Dataset
----
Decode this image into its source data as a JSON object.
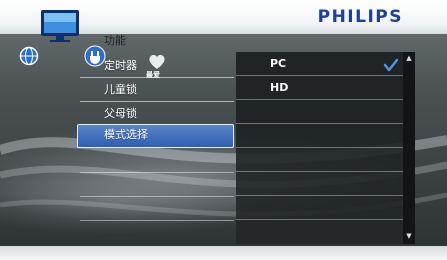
{
  "header": {
    "brand": "PHILIPS"
  },
  "icons": {
    "tv": "tv-icon",
    "globe": "globe-icon",
    "plug": "plug-icon",
    "favorites": "favorites-icon",
    "favorites_label": "最爱"
  },
  "menu": {
    "title": "功能",
    "items": [
      {
        "label": "定时器"
      },
      {
        "label": "儿童锁"
      },
      {
        "label": "父母锁"
      },
      {
        "label": "模式选择",
        "selected": true
      }
    ]
  },
  "options": {
    "items": [
      {
        "label": "PC",
        "checked": true
      },
      {
        "label": "HD",
        "checked": false
      }
    ]
  },
  "colors": {
    "brand": "#1f3f9a",
    "selection": "#2f5fb0",
    "check": "#5b8fe0"
  }
}
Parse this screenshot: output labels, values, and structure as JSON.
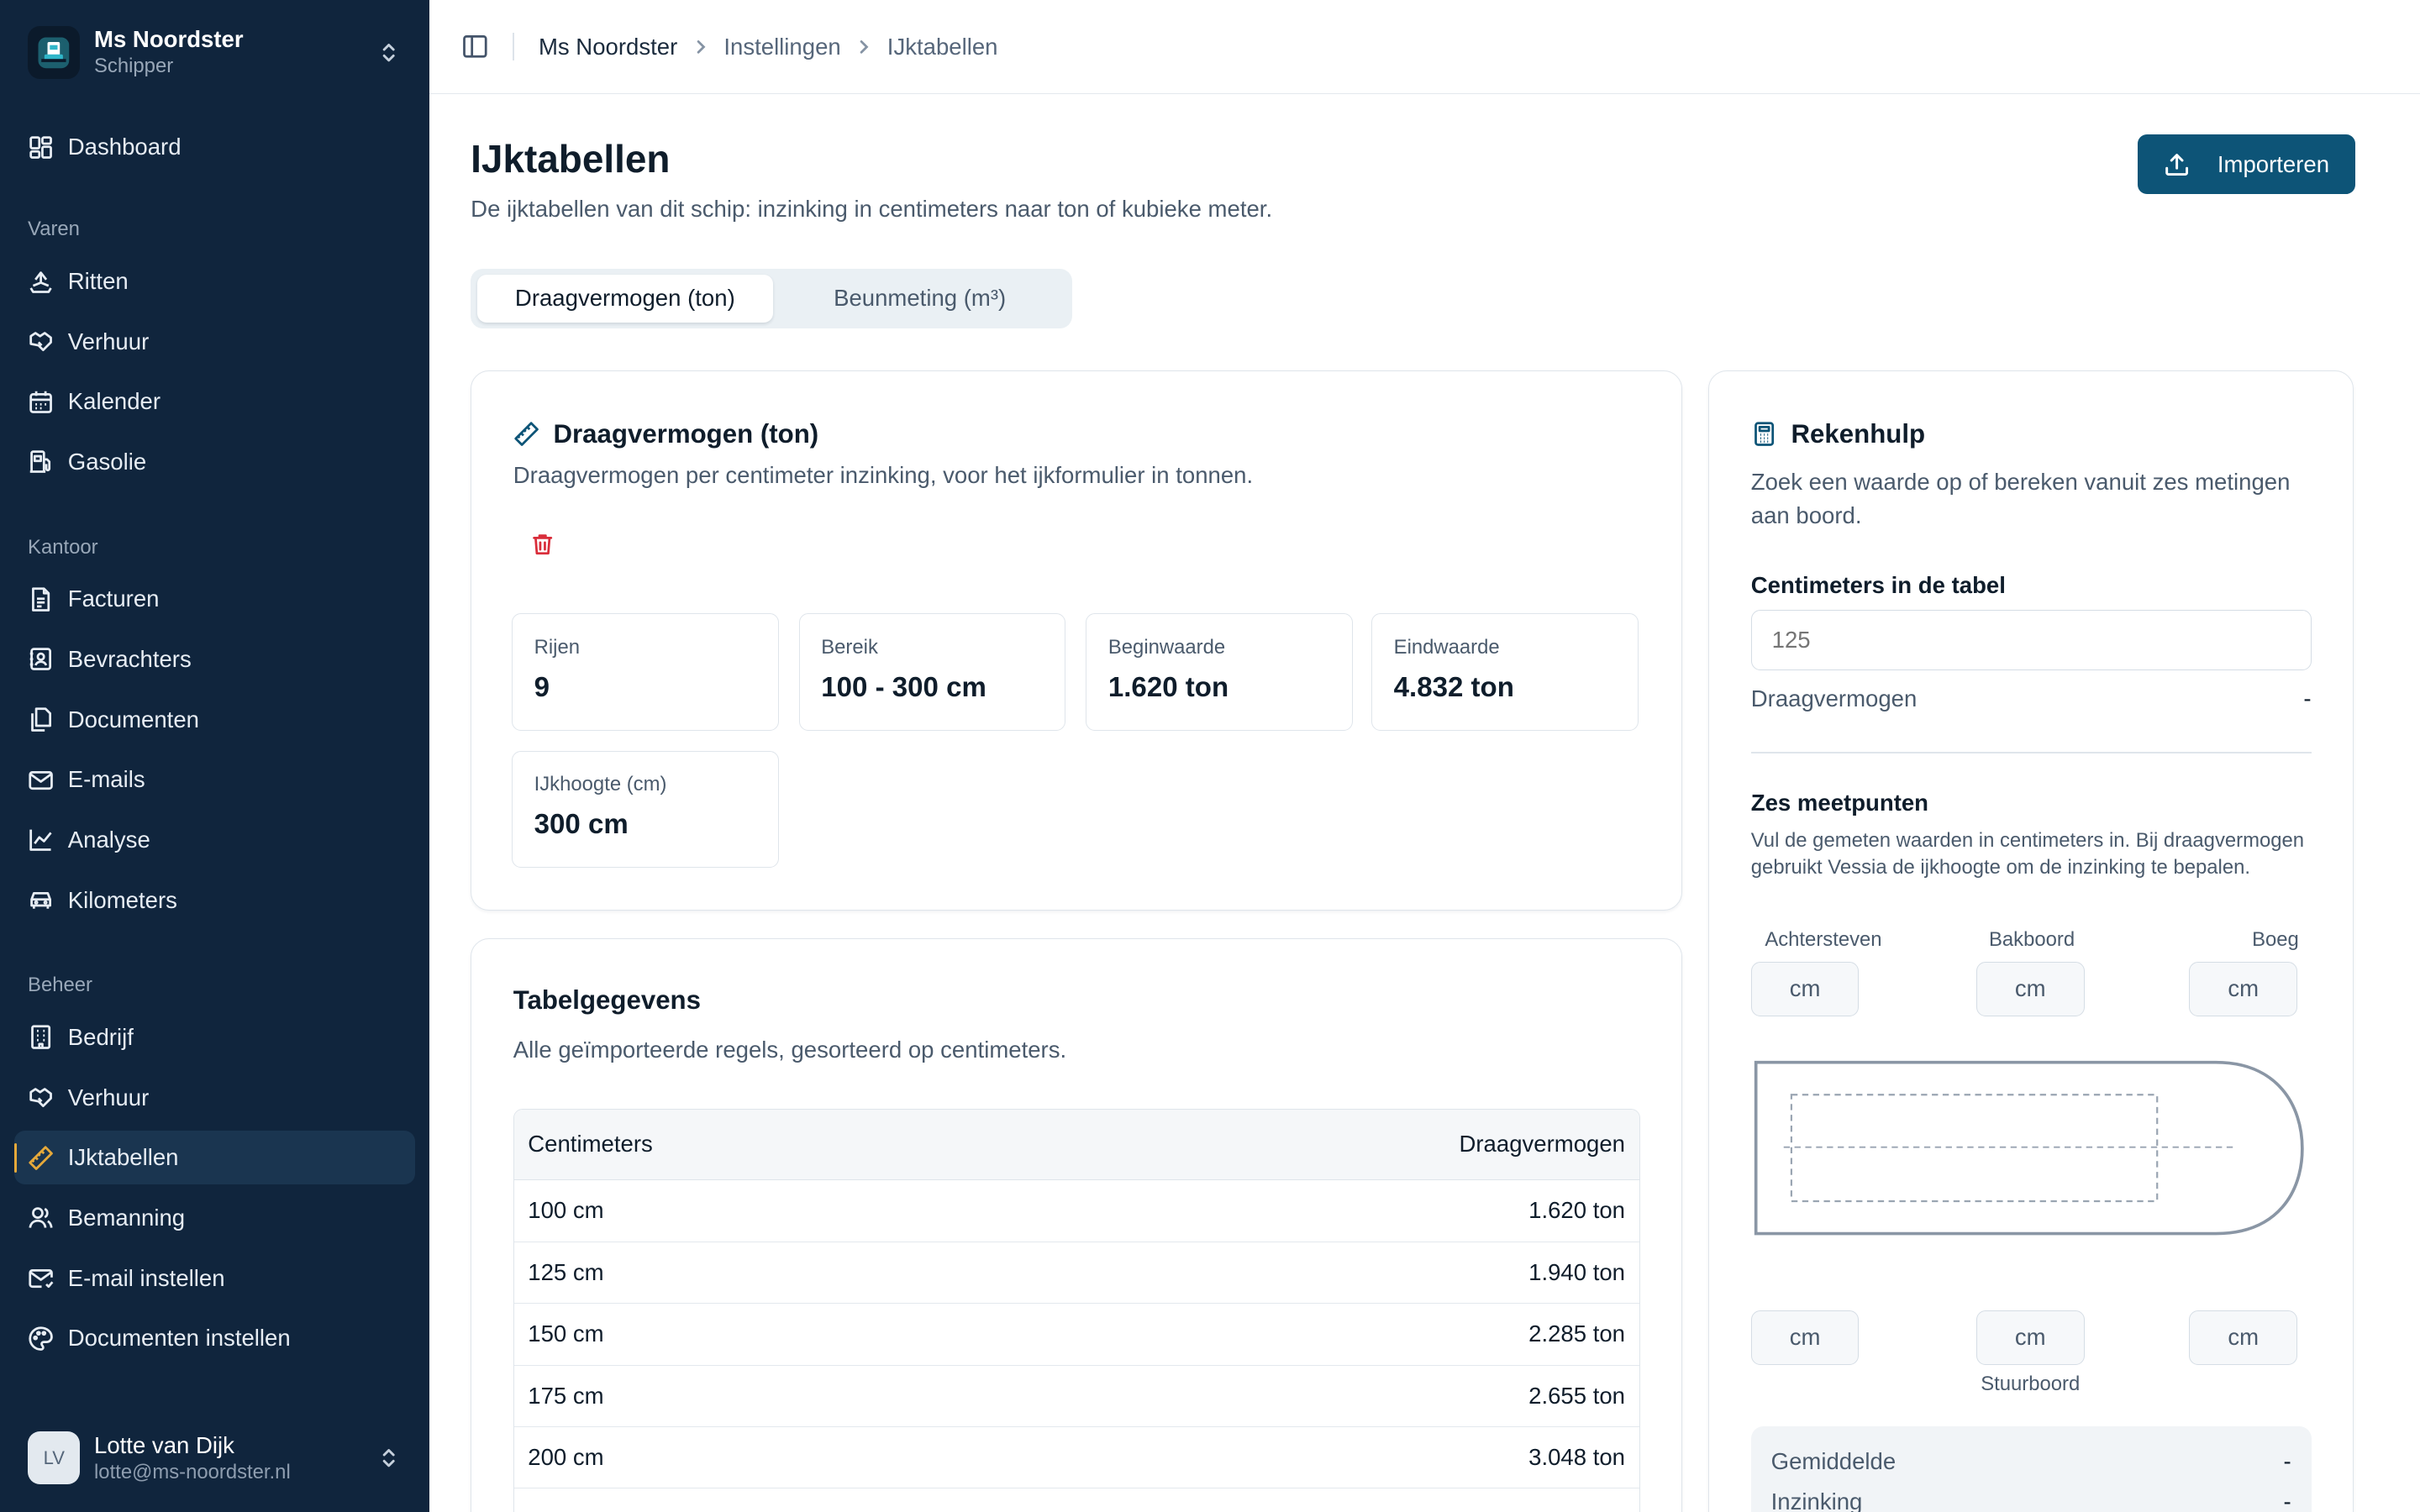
{
  "workspace": {
    "name": "Ms Noordster",
    "role": "Schipper"
  },
  "nav": {
    "top": [
      {
        "label": "Dashboard",
        "icon": "dashboard-icon"
      }
    ],
    "groups": [
      {
        "label": "Varen",
        "items": [
          {
            "label": "Ritten",
            "icon": "ship-icon"
          },
          {
            "label": "Verhuur",
            "icon": "handshake-icon"
          },
          {
            "label": "Kalender",
            "icon": "calendar-icon"
          },
          {
            "label": "Gasolie",
            "icon": "fuel-icon"
          }
        ]
      },
      {
        "label": "Kantoor",
        "items": [
          {
            "label": "Facturen",
            "icon": "invoice-icon"
          },
          {
            "label": "Bevrachters",
            "icon": "contact-icon"
          },
          {
            "label": "Documenten",
            "icon": "documents-icon"
          },
          {
            "label": "E-mails",
            "icon": "mail-icon"
          },
          {
            "label": "Analyse",
            "icon": "chart-icon"
          },
          {
            "label": "Kilometers",
            "icon": "car-icon"
          }
        ]
      },
      {
        "label": "Beheer",
        "items": [
          {
            "label": "Bedrijf",
            "icon": "building-icon"
          },
          {
            "label": "Verhuur",
            "icon": "handshake-icon"
          },
          {
            "label": "IJktabellen",
            "icon": "ruler-icon",
            "active": true
          },
          {
            "label": "Bemanning",
            "icon": "users-icon"
          },
          {
            "label": "E-mail instellen",
            "icon": "mail-settings-icon"
          },
          {
            "label": "Documenten instellen",
            "icon": "palette-icon"
          }
        ]
      }
    ]
  },
  "user": {
    "initials": "LV",
    "name": "Lotte van Dijk",
    "email": "lotte@ms-noordster.nl"
  },
  "breadcrumb": [
    "Ms Noordster",
    "Instellingen",
    "IJktabellen"
  ],
  "page": {
    "title": "IJktabellen",
    "subtitle": "De ijktabellen van dit schip: inzinking in centimeters naar ton of kubieke meter.",
    "import_label": "Importeren"
  },
  "tabs": [
    "Draagvermogen (ton)",
    "Beunmeting (m³)"
  ],
  "overview": {
    "title": "Draagvermogen (ton)",
    "description": "Draagvermogen per centimeter inzinking, voor het ijkformulier in tonnen.",
    "stats": [
      {
        "label": "Rijen",
        "value": "9"
      },
      {
        "label": "Bereik",
        "value": "100 - 300 cm"
      },
      {
        "label": "Beginwaarde",
        "value": "1.620 ton"
      },
      {
        "label": "Eindwaarde",
        "value": "4.832 ton"
      },
      {
        "label": "IJkhoogte (cm)",
        "value": "300 cm"
      }
    ]
  },
  "table": {
    "title": "Tabelgegevens",
    "description": "Alle geïmporteerde regels, gesorteerd op centimeters.",
    "columns": [
      "Centimeters",
      "Draagvermogen"
    ],
    "rows": [
      [
        "100 cm",
        "1.620 ton"
      ],
      [
        "125 cm",
        "1.940 ton"
      ],
      [
        "150 cm",
        "2.285 ton"
      ],
      [
        "175 cm",
        "2.655 ton"
      ],
      [
        "200 cm",
        "3.048 ton"
      ]
    ]
  },
  "calculator": {
    "title": "Rekenhulp",
    "description": "Zoek een waarde op of bereken vanuit zes metingen aan boord.",
    "lookup_label": "Centimeters in de tabel",
    "lookup_placeholder": "125",
    "result_label": "Draagvermogen",
    "result_value": "-",
    "six_title": "Zes meetpunten",
    "six_desc": "Vul de gemeten waarden in centimeters in. Bij draagvermogen gebruikt Vessia de ijkhoogte om de inzinking te bepalen.",
    "labels_top": [
      "Achtersteven",
      "Bakboord",
      "Boeg"
    ],
    "label_bottom": "Stuurboord",
    "placeholder": "cm",
    "summary": [
      {
        "label": "Gemiddelde",
        "value": "-"
      },
      {
        "label": "Inzinking",
        "value": "-"
      }
    ]
  }
}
----
The exercise
Every line of the data should be copied as it stands, without the images.

Written response
Decode this image into its source data as a JSON object.
{
  "header": {
    "brand": "PHILIPS"
  },
  "icons": {
    "tv": "tv-icon",
    "globe": "globe-icon",
    "plug": "plug-icon",
    "favorites": "favorites-icon",
    "favorites_label": "最爱"
  },
  "menu": {
    "title": "功能",
    "items": [
      {
        "label": "定时器"
      },
      {
        "label": "儿童锁"
      },
      {
        "label": "父母锁"
      },
      {
        "label": "模式选择",
        "selected": true
      }
    ]
  },
  "options": {
    "items": [
      {
        "label": "PC",
        "checked": true
      },
      {
        "label": "HD",
        "checked": false
      }
    ]
  },
  "colors": {
    "brand": "#1f3f9a",
    "selection": "#2f5fb0",
    "check": "#5b8fe0"
  }
}
Parse this screenshot: output labels, values, and structure as JSON.
{
  "workspace": {
    "name": "Ms Noordster",
    "role": "Schipper"
  },
  "nav": {
    "top": [
      {
        "label": "Dashboard",
        "icon": "dashboard-icon"
      }
    ],
    "groups": [
      {
        "label": "Varen",
        "items": [
          {
            "label": "Ritten",
            "icon": "ship-icon"
          },
          {
            "label": "Verhuur",
            "icon": "handshake-icon"
          },
          {
            "label": "Kalender",
            "icon": "calendar-icon"
          },
          {
            "label": "Gasolie",
            "icon": "fuel-icon"
          }
        ]
      },
      {
        "label": "Kantoor",
        "items": [
          {
            "label": "Facturen",
            "icon": "invoice-icon"
          },
          {
            "label": "Bevrachters",
            "icon": "contact-icon"
          },
          {
            "label": "Documenten",
            "icon": "documents-icon"
          },
          {
            "label": "E-mails",
            "icon": "mail-icon"
          },
          {
            "label": "Analyse",
            "icon": "chart-icon"
          },
          {
            "label": "Kilometers",
            "icon": "car-icon"
          }
        ]
      },
      {
        "label": "Beheer",
        "items": [
          {
            "label": "Bedrijf",
            "icon": "building-icon"
          },
          {
            "label": "Verhuur",
            "icon": "handshake-icon"
          },
          {
            "label": "IJktabellen",
            "icon": "ruler-icon",
            "active": true
          },
          {
            "label": "Bemanning",
            "icon": "users-icon"
          },
          {
            "label": "E-mail instellen",
            "icon": "mail-settings-icon"
          },
          {
            "label": "Documenten instellen",
            "icon": "palette-icon"
          }
        ]
      }
    ]
  },
  "user": {
    "initials": "LV",
    "name": "Lotte van Dijk",
    "email": "lotte@ms-noordster.nl"
  },
  "breadcrumb": [
    "Ms Noordster",
    "Instellingen",
    "IJktabellen"
  ],
  "page": {
    "title": "IJktabellen",
    "subtitle": "De ijktabellen van dit schip: inzinking in centimeters naar ton of kubieke meter.",
    "import_label": "Importeren"
  },
  "tabs": [
    "Draagvermogen (ton)",
    "Beunmeting (m³)"
  ],
  "overview": {
    "title": "Draagvermogen (ton)",
    "description": "Draagvermogen per centimeter inzinking, voor het ijkformulier in tonnen.",
    "stats": [
      {
        "label": "Rijen",
        "value": "9"
      },
      {
        "label": "Bereik",
        "value": "100 - 300 cm"
      },
      {
        "label": "Beginwaarde",
        "value": "1.620 ton"
      },
      {
        "label": "Eindwaarde",
        "value": "4.832 ton"
      },
      {
        "label": "IJkhoogte (cm)",
        "value": "300 cm"
      }
    ]
  },
  "table": {
    "title": "Tabelgegevens",
    "description": "Alle geïmporteerde regels, gesorteerd op centimeters.",
    "columns": [
      "Centimeters",
      "Draagvermogen"
    ],
    "rows": [
      [
        "100 cm",
        "1.620 ton"
      ],
      [
        "125 cm",
        "1.940 ton"
      ],
      [
        "150 cm",
        "2.285 ton"
      ],
      [
        "175 cm",
        "2.655 ton"
      ],
      [
        "200 cm",
        "3.048 ton"
      ]
    ]
  },
  "calculator": {
    "title": "Rekenhulp",
    "description": "Zoek een waarde op of bereken vanuit zes metingen aan boord.",
    "lookup_label": "Centimeters in de tabel",
    "lookup_placeholder": "125",
    "result_label": "Draagvermogen",
    "result_value": "-",
    "six_title": "Zes meetpunten",
    "six_desc": "Vul de gemeten waarden in centimeters in. Bij draagvermogen gebruikt Vessia de ijkhoogte om de inzinking te bepalen.",
    "labels_top": [
      "Achtersteven",
      "Bakboord",
      "Boeg"
    ],
    "label_bottom": "Stuurboord",
    "placeholder": "cm",
    "summary": [
      {
        "label": "Gemiddelde",
        "value": "-"
      },
      {
        "label": "Inzinking",
        "value": "-"
      }
    ]
  }
}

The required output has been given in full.